请更新下面的全部记录：把“Increase Of Effect”都换成“Effect Increase”，其余内容一律不变，然后完整写出来，图片不要放进答案。

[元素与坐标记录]
+ + + +

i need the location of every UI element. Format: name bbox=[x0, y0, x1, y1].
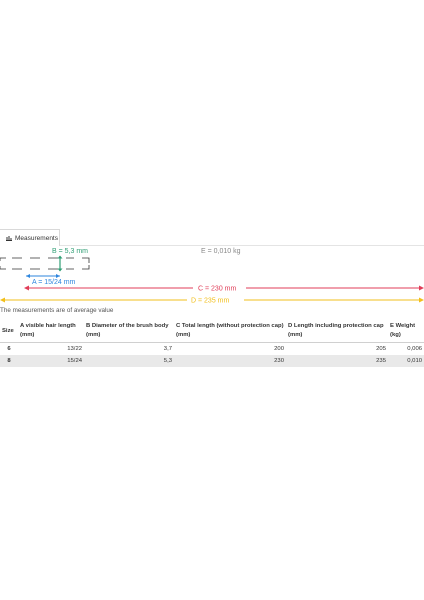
label-a: A = 15/24 mm bbox=[32, 279, 76, 286]
header-b: B Diameter of the brush body (mm) bbox=[86, 323, 169, 338]
average-value-note: The measurements are of average value bbox=[0, 307, 114, 314]
label-c: C = 230 mm bbox=[198, 286, 236, 293]
cell-c: 230 bbox=[174, 355, 286, 367]
header-d: D Length including protection cap (mm) bbox=[288, 323, 384, 338]
tab-measurements[interactable]: Measurements bbox=[0, 229, 60, 246]
cell-b: 3,7 bbox=[84, 342, 174, 355]
table-row: 8 15/24 5,3 230 235 0,010 bbox=[0, 355, 424, 367]
header-c: C Total length (without protection cap) … bbox=[176, 323, 284, 338]
cell-size: 6 bbox=[0, 342, 18, 355]
cell-e: 0,010 bbox=[388, 355, 424, 367]
header-a: A visible hair length (mm) bbox=[20, 323, 76, 338]
cell-a: 15/24 bbox=[18, 355, 84, 367]
brush-outline bbox=[0, 257, 90, 270]
cell-d: 205 bbox=[286, 342, 388, 355]
measurements-table: Size A visible hair length (mm) B Diamet… bbox=[0, 320, 424, 367]
label-b: B = 5,3 mm bbox=[52, 248, 88, 255]
header-e: E Weight (kg) bbox=[390, 323, 416, 338]
cell-b: 5,3 bbox=[84, 355, 174, 367]
cell-d: 235 bbox=[286, 355, 388, 367]
cell-size: 8 bbox=[0, 355, 18, 367]
cell-e: 0,006 bbox=[388, 342, 424, 355]
cell-c: 200 bbox=[174, 342, 286, 355]
table-row: 6 13/22 3,7 200 205 0,006 bbox=[0, 342, 424, 355]
label-e: E = 0,010 kg bbox=[201, 248, 241, 255]
table-header-row: Size A visible hair length (mm) B Diamet… bbox=[0, 320, 424, 343]
header-size: Size bbox=[2, 327, 14, 334]
dimension-a: A = 15/24 mm bbox=[26, 274, 76, 286]
label-d: D = 235 mm bbox=[191, 298, 229, 305]
dimension-b: B = 5,3 mm bbox=[52, 248, 88, 272]
dimension-c: C = 230 mm bbox=[24, 285, 424, 293]
ruler-icon bbox=[6, 235, 12, 241]
tab-divider bbox=[60, 245, 424, 246]
dimension-d: D = 235 mm bbox=[0, 297, 424, 305]
brush-diagram: B = 5,3 mm A = 15/24 mm E = 0,010 kg C =… bbox=[0, 248, 424, 305]
cell-a: 13/22 bbox=[18, 342, 84, 355]
tab-label: Measurements bbox=[15, 234, 58, 242]
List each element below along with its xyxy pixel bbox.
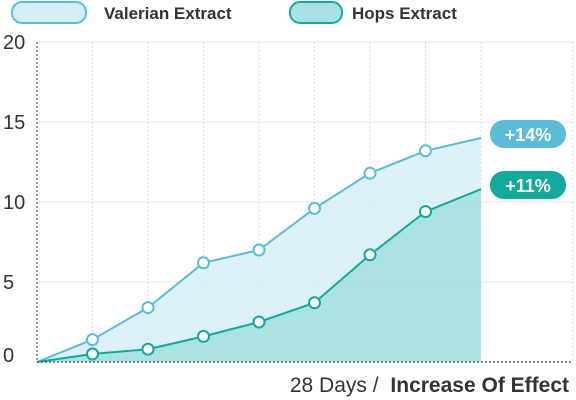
badge-valerian-label: +14%: [505, 125, 552, 145]
data-points: [86, 144, 432, 361]
badge-hops: +11%: [488, 169, 568, 201]
data-point-1-2: [141, 342, 155, 356]
y-tick-label-0: 0: [3, 345, 14, 367]
legend-swatch-hops: [289, 1, 343, 24]
data-point-1-1: [86, 347, 99, 361]
badge-hops-label: +11%: [505, 176, 551, 196]
badge-valerian-pill: [488, 118, 568, 150]
axes: [36, 42, 573, 363]
data-point-0-3: [197, 256, 210, 270]
x-axis-label-bold: Increase Of Effect: [390, 374, 569, 397]
data-point-1-4: [252, 315, 266, 329]
data-point-1-3: [197, 329, 210, 343]
y-tick-label-5: 5: [3, 272, 14, 294]
badge-hops-pill: [488, 169, 568, 201]
y-tick-label-10: 10: [3, 192, 25, 214]
data-point-0-1: [86, 333, 99, 347]
y-tick-label-20: 20: [3, 32, 25, 54]
data-point-1-6: [363, 248, 377, 262]
data-point-0-2: [141, 301, 155, 315]
legend-label-valerian: Valerian Extract: [104, 4, 232, 23]
x-axis-label: 28 Days / Increase Of Effect: [290, 374, 569, 397]
series-area-1: [37, 189, 481, 362]
y-tick-label-15: 15: [3, 112, 25, 134]
data-point-1-5: [308, 296, 321, 310]
legend-swatch-valerian: [11, 1, 87, 24]
x-axis-label-prefix: 28 Days /: [290, 374, 379, 397]
data-point-0-6: [363, 166, 377, 180]
legend-label-hops: Hops Extract: [352, 4, 457, 23]
data-point-0-4: [252, 243, 266, 257]
legend: Valerian Extract Hops Extract: [11, 1, 457, 24]
data-point-1-7: [419, 205, 432, 219]
data-point-0-7: [419, 144, 432, 158]
y-tick-labels: 0 5 10 15 20: [3, 32, 25, 367]
data-point-0-5: [308, 201, 321, 215]
badge-valerian: +14%: [488, 118, 568, 150]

+ + + +

- _练习答案_
i need the location of every UI element. Format: name bbox=[x0, y0, x1, y1].
label-a: A = 15/24 mm bbox=[32, 279, 76, 286]
header-b: B Diameter of the brush body (mm) bbox=[86, 323, 169, 338]
average-value-note: The measurements are of average value bbox=[0, 307, 114, 314]
label-c: C = 230 mm bbox=[198, 286, 236, 293]
cell-c: 230 bbox=[174, 355, 286, 367]
header-d: D Length including protection cap (mm) bbox=[288, 323, 384, 338]
tab-measurements[interactable]: Measurements bbox=[0, 229, 60, 246]
cell-b: 3,7 bbox=[84, 342, 174, 355]
table-row: 8 15/24 5,3 230 235 0,010 bbox=[0, 355, 424, 367]
header-c: C Total length (without protection cap) … bbox=[176, 323, 284, 338]
cell-size: 6 bbox=[0, 342, 18, 355]
cell-e: 0,010 bbox=[388, 355, 424, 367]
header-a: A visible hair length (mm) bbox=[20, 323, 76, 338]
cell-a: 15/24 bbox=[18, 355, 84, 367]
brush-outline bbox=[0, 257, 90, 270]
cell-d: 205 bbox=[286, 342, 388, 355]
measurements-table: Size A visible hair length (mm) B Diamet… bbox=[0, 320, 424, 367]
label-b: B = 5,3 mm bbox=[52, 248, 88, 255]
header-e: E Weight (kg) bbox=[390, 323, 416, 338]
cell-b: 5,3 bbox=[84, 355, 174, 367]
cell-d: 235 bbox=[286, 355, 388, 367]
cell-size: 8 bbox=[0, 355, 18, 367]
cell-e: 0,006 bbox=[388, 342, 424, 355]
cell-c: 200 bbox=[174, 342, 286, 355]
table-row: 6 13/22 3,7 200 205 0,006 bbox=[0, 342, 424, 355]
label-e: E = 0,010 kg bbox=[201, 248, 241, 255]
table-header-row: Size A visible hair length (mm) B Diamet… bbox=[0, 320, 424, 343]
header-size: Size bbox=[2, 327, 14, 334]
dimension-a: A = 15/24 mm bbox=[26, 274, 76, 286]
label-d: D = 235 mm bbox=[191, 298, 229, 305]
dimension-b: B = 5,3 mm bbox=[52, 248, 88, 272]
dimension-c: C = 230 mm bbox=[24, 285, 424, 293]
ruler-icon bbox=[6, 235, 12, 241]
tab-divider bbox=[60, 245, 424, 246]
dimension-d: D = 235 mm bbox=[0, 297, 424, 305]
brush-diagram: B = 5,3 mm A = 15/24 mm E = 0,010 kg C =… bbox=[0, 248, 424, 305]
cell-a: 13/22 bbox=[18, 342, 84, 355]
tab-label: Measurements bbox=[15, 234, 58, 242]
List each element below along with its xyxy pixel bbox.
badge-valerian-label: +14%: [505, 125, 552, 145]
data-points: [86, 144, 432, 361]
badge-hops: +11%: [488, 169, 568, 201]
data-point-1-2: [141, 342, 155, 356]
y-tick-label-0: 0: [3, 345, 14, 367]
legend-swatch-hops: [289, 1, 343, 24]
data-point-1-1: [86, 347, 99, 361]
badge-hops-label: +11%: [505, 176, 551, 196]
badge-valerian-pill: [488, 118, 568, 150]
axes: [36, 42, 573, 363]
data-point-0-3: [197, 256, 210, 270]
x-axis-label-bold: Effect Increase: [390, 374, 569, 397]
data-point-1-4: [252, 315, 266, 329]
data-point-1-3: [197, 329, 210, 343]
y-tick-label-5: 5: [3, 272, 14, 294]
badge-hops-pill: [488, 169, 568, 201]
y-tick-label-10: 10: [3, 192, 25, 214]
data-point-0-1: [86, 333, 99, 347]
y-tick-label-20: 20: [3, 32, 25, 54]
data-point-1-6: [363, 248, 377, 262]
data-point-0-2: [141, 301, 155, 315]
legend-label-valerian: Valerian Extract: [104, 4, 232, 23]
x-axis-label: 28 Days / Effect Increase: [290, 374, 569, 397]
series-area-1: [37, 189, 481, 362]
y-tick-label-15: 15: [3, 112, 25, 134]
data-point-1-5: [308, 296, 321, 310]
legend-swatch-valerian: [11, 1, 87, 24]
x-axis-label-prefix: 28 Days /: [290, 374, 379, 397]
data-point-0-6: [363, 166, 377, 180]
legend-label-hops: Hops Extract: [352, 4, 457, 23]
data-point-0-4: [252, 243, 266, 257]
legend: Valerian Extract Hops Extract: [11, 1, 457, 24]
data-point-1-7: [419, 205, 432, 219]
data-point-0-7: [419, 144, 432, 158]
y-tick-labels: 0 5 10 15 20: [3, 32, 25, 367]
data-point-0-5: [308, 201, 321, 215]
badge-valerian: +14%: [488, 118, 568, 150]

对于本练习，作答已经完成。